To be done — Extract the material from its very beginning through the line containing "- word-24: Thank: [218, 268, 285, 293]", including that line, and reproduce those lines precisely as they appear.

Element location data —
━━━━━━━━━━━━━━━━

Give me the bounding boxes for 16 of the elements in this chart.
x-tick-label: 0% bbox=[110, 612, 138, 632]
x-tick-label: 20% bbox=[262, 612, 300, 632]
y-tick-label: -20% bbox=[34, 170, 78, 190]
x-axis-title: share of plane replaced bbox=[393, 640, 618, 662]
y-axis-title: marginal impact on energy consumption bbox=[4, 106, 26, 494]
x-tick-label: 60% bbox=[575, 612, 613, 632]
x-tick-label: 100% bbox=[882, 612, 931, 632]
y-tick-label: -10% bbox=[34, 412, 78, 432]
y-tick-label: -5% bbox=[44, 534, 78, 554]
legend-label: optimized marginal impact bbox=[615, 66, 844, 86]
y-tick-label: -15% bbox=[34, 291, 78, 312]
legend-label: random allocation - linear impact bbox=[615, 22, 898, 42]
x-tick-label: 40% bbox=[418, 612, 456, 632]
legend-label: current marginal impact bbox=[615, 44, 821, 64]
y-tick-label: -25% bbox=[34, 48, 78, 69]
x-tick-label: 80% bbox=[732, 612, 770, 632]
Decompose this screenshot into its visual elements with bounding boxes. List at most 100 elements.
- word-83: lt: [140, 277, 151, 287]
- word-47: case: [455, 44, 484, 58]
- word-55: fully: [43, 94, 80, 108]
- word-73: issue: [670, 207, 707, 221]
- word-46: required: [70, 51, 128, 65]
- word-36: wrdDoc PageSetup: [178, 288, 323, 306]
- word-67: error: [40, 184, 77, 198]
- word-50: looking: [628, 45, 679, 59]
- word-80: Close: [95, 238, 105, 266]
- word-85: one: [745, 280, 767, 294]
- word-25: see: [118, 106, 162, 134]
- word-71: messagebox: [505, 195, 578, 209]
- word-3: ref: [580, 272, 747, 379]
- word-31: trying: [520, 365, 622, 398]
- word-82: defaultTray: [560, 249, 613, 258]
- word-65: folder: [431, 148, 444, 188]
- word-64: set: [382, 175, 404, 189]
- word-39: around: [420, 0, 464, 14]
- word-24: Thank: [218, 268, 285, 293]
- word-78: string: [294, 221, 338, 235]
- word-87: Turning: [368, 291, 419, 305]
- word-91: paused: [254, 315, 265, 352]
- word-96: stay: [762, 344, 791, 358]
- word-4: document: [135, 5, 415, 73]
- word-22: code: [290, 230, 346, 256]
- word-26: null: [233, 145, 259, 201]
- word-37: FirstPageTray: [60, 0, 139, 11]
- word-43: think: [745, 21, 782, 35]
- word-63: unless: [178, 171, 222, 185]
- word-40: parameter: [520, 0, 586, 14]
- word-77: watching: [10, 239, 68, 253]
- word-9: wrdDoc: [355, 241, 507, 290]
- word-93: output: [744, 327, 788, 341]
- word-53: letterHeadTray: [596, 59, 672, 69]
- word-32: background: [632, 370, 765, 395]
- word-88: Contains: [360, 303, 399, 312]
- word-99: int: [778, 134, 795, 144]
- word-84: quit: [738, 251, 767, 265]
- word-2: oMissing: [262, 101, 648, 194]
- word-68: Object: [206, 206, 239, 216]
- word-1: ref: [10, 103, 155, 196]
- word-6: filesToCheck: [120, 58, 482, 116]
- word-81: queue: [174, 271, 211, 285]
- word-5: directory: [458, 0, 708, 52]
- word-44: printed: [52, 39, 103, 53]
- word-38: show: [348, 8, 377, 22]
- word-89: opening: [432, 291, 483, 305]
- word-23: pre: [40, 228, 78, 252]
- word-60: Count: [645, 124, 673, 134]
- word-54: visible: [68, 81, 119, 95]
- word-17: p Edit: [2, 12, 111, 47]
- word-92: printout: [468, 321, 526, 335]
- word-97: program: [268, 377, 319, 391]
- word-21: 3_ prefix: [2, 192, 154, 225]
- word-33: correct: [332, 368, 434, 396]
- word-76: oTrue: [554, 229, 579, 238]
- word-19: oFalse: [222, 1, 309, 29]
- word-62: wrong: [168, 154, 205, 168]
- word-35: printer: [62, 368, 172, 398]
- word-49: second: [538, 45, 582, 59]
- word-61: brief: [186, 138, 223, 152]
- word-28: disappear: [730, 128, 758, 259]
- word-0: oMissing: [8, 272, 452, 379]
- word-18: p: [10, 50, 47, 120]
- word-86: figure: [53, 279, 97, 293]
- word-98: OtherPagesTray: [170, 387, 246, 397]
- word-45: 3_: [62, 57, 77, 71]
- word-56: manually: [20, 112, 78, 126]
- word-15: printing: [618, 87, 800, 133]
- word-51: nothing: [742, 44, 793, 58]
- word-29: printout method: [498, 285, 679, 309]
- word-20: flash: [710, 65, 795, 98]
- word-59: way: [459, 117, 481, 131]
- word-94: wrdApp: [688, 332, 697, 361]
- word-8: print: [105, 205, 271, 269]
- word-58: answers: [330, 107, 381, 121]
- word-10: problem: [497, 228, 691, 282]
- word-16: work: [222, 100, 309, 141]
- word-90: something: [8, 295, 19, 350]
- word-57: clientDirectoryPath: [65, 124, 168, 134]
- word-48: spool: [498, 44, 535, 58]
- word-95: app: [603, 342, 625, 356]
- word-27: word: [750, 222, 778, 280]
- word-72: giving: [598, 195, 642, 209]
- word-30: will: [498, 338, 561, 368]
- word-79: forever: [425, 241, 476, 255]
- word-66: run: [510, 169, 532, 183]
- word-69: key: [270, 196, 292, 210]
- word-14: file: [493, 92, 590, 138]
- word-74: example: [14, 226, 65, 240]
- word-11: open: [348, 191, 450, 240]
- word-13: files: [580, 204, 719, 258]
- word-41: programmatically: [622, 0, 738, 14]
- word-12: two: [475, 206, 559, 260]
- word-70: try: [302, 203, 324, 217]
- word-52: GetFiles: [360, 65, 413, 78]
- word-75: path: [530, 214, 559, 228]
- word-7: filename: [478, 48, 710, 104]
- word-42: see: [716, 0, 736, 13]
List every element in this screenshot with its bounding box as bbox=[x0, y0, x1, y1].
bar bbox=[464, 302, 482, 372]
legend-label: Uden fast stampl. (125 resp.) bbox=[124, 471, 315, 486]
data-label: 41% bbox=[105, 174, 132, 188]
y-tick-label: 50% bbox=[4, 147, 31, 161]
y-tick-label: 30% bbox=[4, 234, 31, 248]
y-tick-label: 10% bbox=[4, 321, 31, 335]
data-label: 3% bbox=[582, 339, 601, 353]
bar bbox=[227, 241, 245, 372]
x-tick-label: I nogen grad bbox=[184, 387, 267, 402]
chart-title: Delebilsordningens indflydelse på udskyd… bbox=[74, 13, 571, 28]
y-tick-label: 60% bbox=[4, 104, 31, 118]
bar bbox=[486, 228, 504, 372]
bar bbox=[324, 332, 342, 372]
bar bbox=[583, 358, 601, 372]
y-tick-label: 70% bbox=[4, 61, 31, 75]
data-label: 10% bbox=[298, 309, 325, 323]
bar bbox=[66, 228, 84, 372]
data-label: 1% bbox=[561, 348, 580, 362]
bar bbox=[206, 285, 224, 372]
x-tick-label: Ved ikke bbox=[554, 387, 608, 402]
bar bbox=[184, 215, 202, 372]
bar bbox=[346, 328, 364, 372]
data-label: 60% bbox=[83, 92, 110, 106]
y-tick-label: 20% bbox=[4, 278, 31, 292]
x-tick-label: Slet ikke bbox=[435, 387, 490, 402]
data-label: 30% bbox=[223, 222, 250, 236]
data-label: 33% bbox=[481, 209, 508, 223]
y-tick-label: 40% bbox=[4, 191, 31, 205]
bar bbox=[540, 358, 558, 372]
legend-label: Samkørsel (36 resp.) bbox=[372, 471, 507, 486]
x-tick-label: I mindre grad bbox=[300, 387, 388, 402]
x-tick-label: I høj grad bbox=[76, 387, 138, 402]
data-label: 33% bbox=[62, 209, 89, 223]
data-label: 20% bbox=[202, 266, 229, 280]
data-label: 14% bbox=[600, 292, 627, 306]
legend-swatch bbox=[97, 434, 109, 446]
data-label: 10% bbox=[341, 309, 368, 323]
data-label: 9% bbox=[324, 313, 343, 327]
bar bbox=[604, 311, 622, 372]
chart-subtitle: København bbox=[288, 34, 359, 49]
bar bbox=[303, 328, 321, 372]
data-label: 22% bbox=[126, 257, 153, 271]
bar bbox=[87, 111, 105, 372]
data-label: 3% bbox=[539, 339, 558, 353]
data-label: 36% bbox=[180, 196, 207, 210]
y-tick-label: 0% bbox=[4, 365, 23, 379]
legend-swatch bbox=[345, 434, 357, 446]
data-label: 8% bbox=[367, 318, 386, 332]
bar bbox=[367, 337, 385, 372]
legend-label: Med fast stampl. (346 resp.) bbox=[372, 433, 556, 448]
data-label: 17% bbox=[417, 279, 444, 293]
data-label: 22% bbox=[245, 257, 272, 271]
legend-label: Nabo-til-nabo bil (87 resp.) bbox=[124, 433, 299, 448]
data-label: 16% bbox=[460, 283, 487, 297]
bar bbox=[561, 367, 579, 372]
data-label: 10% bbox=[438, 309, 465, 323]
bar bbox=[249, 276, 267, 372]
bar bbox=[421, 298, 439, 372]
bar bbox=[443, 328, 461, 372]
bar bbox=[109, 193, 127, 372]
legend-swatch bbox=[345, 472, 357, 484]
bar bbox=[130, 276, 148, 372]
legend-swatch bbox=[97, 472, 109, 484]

━━━━━━━━━━━━━━━━

Task answer —
Give me the bounding boxes for 16 of the elements in this chart.
x-tick-label: 0% bbox=[110, 612, 138, 632]
x-tick-label: 20% bbox=[262, 612, 300, 632]
y-tick-label: -20% bbox=[34, 170, 78, 190]
x-axis-title: share of plane replaced bbox=[393, 640, 618, 662]
y-axis-title: marginal impact on energy consumption bbox=[4, 106, 26, 494]
x-tick-label: 60% bbox=[575, 612, 613, 632]
x-tick-label: 100% bbox=[882, 612, 931, 632]
y-tick-label: -10% bbox=[34, 412, 78, 432]
y-tick-label: -5% bbox=[44, 534, 78, 554]
legend-label: optimized marginal impact bbox=[615, 66, 844, 86]
y-tick-label: -15% bbox=[34, 291, 78, 312]
legend-label: random allocation - linear impact bbox=[615, 22, 898, 42]
x-tick-label: 40% bbox=[418, 612, 456, 632]
legend-label: current marginal impact bbox=[615, 44, 821, 64]
y-tick-label: -25% bbox=[34, 48, 78, 69]
x-tick-label: 80% bbox=[732, 612, 770, 632]
Decompose this screenshot into its visual elements with bounding boxes. List at most 100 elements.
- word-83: lt: [140, 277, 151, 287]
- word-47: case: [455, 44, 484, 58]
- word-55: fully: [43, 94, 80, 108]
- word-73: issue: [670, 207, 707, 221]
- word-46: required: [70, 51, 128, 65]
- word-36: wrdDoc PageSetup: [178, 288, 323, 306]
- word-67: error: [40, 184, 77, 198]
- word-50: looking: [628, 45, 679, 59]
- word-80: Close: [95, 238, 105, 266]
- word-85: one: [745, 280, 767, 294]
- word-25: see: [118, 106, 162, 134]
- word-71: messagebox: [505, 195, 578, 209]
- word-3: ref: [580, 272, 747, 379]
- word-31: trying: [520, 365, 622, 398]
- word-82: defaultTray: [560, 249, 613, 258]
- word-65: folder: [431, 148, 444, 188]
- word-64: set: [382, 175, 404, 189]
- word-39: around: [420, 0, 464, 14]
- word-24: Thank: [218, 268, 285, 293]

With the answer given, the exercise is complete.